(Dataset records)
━━━━━━━━━━━━━━━━━━━━
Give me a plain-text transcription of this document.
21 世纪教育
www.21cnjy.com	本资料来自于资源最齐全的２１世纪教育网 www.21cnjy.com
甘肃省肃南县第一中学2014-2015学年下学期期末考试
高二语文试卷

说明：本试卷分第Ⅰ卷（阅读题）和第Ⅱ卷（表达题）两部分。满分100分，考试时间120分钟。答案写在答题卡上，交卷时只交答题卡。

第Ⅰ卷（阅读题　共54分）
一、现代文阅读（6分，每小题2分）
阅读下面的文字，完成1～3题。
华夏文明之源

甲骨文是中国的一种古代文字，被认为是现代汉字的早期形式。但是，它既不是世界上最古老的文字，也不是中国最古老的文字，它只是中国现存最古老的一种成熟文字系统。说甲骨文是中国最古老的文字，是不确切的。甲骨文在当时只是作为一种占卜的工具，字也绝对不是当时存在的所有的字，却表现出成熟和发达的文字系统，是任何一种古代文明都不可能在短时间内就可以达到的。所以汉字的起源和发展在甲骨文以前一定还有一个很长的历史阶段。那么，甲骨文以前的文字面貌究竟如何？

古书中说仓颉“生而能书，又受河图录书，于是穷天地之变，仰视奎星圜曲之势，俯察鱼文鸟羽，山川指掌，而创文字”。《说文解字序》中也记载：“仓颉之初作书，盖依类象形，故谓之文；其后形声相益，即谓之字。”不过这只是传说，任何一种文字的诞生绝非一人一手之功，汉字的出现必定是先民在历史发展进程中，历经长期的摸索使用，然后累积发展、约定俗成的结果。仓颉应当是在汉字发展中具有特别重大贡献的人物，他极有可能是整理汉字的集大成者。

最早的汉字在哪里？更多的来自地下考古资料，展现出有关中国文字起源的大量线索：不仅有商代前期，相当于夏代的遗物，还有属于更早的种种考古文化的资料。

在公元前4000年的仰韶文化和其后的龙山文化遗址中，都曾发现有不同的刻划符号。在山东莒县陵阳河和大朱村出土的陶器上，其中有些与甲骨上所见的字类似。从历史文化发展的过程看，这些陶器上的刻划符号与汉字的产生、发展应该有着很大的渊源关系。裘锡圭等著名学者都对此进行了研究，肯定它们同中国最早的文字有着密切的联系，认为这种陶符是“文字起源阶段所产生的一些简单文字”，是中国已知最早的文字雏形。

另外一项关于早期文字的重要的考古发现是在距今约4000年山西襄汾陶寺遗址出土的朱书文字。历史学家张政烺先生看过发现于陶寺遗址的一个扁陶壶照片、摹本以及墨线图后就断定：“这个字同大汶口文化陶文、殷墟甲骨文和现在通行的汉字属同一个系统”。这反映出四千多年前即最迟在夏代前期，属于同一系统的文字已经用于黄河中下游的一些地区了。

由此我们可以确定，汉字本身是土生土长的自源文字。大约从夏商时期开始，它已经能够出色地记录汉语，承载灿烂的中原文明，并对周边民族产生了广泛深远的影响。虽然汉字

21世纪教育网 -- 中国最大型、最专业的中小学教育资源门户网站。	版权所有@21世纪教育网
━━━━━━━━━━━━━━━━━━━━
Retype the material above, line by line, exactly.

Give me a plain-text transcription of this document.
21 世纪教育
www.21cnjy.com	本资料来自于资源最齐全的２１世纪教育网 www.21cnjy.com
甘肃省肃南县第一中学2014-2015学年下学期期末考试
高二语文试卷

说明：本试卷分第Ⅰ卷（阅读题）和第Ⅱ卷（表达题）两部分。满分100分，考试时间120分钟。答案写在答题卡上，交卷时只交答题卡。

第Ⅰ卷（阅读题　共54分）
一、现代文阅读（6分，每小题2分）
阅读下面的文字，完成1～3题。
华夏文明之源

甲骨文是中国的一种古代文字，被认为是现代汉字的早期形式。但是，它既不是世界上最古老的文字，也不是中国最古老的文字，它只是中国现存最古老的一种成熟文字系统。说甲骨文是中国最古老的文字，是不确切的。甲骨文在当时只是作为一种占卜的工具，字也绝对不是当时存在的所有的字，却表现出成熟和发达的文字系统，是任何一种古代文明都不可能在短时间内就可以达到的。所以汉字的起源和发展在甲骨文以前一定还有一个很长的历史阶段。那么，甲骨文以前的文字面貌究竟如何？

古书中说仓颉“生而能书，又受河图录书，于是穷天地之变，仰视奎星圜曲之势，俯察鱼文鸟羽，山川指掌，而创文字”。《说文解字序》中也记载：“仓颉之初作书，盖依类象形，故谓之文；其后形声相益，即谓之字。”不过这只是传说，任何一种文字的诞生绝非一人一手之功，汉字的出现必定是先民在历史发展进程中，历经长期的摸索使用，然后累积发展、约定俗成的结果。仓颉应当是在汉字发展中具有特别重大贡献的人物，他极有可能是整理汉字的集大成者。

最早的汉字在哪里？更多的来自地下考古资料，展现出有关中国文字起源的大量线索：不仅有商代前期，相当于夏代的遗物，还有属于更早的种种考古文化的资料。

在公元前4000年的仰韶文化和其后的龙山文化遗址中，都曾发现有不同的刻划符号。在山东莒县陵阳河和大朱村出土的陶器上，其中有些与甲骨上所见的字类似。从历史文化发展的过程看，这些陶器上的刻划符号与汉字的产生、发展应该有着很大的渊源关系。裘锡圭等著名学者都对此进行了研究，肯定它们同中国最早的文字有着密切的联系，认为这种陶符是“文字起源阶段所产生的一些简单文字”，是中国已知最早的文字雏形。

另外一项关于早期文字的重要的考古发现是在距今约4000年山西襄汾陶寺遗址出土的朱书文字。历史学家张政烺先生看过发现于陶寺遗址的一个扁陶壶照片、摹本以及墨线图后就断定：“这个字同大汶口文化陶文、殷墟甲骨文和现在通行的汉字属同一个系统”。这反映出四千多年前即最迟在夏代前期，属于同一系统的文字已经用于黄河中下游的一些地区了。

由此我们可以确定，汉字本身是土生土长的自源文字。大约从夏商时期开始，它已经能够出色地记录汉语，承载灿烂的中原文明，并对周边民族产生了广泛深远的影响。虽然汉字

21世纪教育网 -- 中国最大型、最专业的中小学教育资源门户网站。	版权所有@21世纪教育网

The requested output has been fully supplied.